Task objective
Give the number of lines containing the word "JSON" and nothing more.

****************

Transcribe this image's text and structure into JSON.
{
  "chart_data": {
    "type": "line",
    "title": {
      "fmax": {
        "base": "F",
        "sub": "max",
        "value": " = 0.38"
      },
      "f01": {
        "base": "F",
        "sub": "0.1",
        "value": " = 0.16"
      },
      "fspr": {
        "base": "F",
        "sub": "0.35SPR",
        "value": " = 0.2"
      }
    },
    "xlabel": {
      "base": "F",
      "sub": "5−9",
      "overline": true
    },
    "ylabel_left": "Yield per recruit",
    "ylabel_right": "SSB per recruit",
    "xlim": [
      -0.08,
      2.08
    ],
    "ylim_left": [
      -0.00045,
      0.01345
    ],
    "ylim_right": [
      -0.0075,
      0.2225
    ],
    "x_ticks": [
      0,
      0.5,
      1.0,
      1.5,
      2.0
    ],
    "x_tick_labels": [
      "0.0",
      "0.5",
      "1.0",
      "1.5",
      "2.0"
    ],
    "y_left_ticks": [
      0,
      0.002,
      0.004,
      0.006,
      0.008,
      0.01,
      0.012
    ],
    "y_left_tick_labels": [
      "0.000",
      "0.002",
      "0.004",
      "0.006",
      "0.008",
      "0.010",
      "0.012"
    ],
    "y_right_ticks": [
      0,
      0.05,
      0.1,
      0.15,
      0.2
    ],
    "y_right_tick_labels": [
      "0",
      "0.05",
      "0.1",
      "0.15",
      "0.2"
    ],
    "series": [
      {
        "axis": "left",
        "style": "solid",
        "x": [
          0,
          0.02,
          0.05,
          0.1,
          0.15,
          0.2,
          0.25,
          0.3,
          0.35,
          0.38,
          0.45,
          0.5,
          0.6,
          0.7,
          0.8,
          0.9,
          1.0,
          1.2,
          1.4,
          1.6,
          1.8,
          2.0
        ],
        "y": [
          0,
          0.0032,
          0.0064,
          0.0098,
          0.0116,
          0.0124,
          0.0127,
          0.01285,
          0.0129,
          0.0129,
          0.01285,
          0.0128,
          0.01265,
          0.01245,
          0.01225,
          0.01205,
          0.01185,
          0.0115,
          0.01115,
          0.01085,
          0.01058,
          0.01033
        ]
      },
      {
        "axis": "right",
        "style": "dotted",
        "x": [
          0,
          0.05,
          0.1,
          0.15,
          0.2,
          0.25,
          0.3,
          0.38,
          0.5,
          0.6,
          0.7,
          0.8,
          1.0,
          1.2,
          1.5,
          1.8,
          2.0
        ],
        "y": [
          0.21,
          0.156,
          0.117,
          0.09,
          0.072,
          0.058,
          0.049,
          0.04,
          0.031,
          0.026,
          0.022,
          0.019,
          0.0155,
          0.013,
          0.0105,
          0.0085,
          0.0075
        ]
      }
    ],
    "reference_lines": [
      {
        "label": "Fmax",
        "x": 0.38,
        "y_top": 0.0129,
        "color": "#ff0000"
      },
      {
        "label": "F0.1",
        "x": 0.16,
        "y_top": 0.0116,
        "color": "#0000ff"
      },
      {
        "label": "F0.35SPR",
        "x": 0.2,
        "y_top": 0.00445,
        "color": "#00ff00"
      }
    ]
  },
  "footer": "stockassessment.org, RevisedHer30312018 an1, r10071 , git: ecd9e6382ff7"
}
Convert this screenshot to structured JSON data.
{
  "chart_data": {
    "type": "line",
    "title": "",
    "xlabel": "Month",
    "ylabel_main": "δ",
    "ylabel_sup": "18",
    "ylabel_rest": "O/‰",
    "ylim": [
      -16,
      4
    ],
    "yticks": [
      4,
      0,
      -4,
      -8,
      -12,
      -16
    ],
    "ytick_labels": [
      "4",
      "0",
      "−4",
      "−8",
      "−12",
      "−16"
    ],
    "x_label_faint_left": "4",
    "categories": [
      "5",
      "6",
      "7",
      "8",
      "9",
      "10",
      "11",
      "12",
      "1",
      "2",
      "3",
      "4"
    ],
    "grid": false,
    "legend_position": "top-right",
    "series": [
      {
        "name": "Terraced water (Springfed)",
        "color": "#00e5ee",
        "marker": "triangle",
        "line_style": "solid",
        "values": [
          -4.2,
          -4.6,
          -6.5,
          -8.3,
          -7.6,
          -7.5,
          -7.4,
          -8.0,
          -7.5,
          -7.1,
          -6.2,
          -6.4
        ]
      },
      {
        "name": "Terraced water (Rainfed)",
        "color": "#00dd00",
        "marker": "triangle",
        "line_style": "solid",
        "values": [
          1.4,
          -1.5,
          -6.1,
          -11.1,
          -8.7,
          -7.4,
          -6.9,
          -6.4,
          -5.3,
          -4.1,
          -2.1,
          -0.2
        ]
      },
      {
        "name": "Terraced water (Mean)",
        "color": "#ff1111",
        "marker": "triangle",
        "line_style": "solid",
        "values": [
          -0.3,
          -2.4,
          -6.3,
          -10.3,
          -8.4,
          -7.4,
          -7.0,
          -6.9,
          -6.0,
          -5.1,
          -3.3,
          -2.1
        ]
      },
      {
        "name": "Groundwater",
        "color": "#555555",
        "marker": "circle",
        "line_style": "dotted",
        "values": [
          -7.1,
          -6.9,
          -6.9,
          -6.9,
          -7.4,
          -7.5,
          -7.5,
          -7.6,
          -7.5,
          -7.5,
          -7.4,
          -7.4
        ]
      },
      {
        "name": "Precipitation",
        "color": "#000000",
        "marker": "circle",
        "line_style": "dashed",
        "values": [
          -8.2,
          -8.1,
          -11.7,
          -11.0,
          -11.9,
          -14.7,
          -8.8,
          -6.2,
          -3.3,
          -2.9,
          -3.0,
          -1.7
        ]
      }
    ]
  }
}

****************

Output
2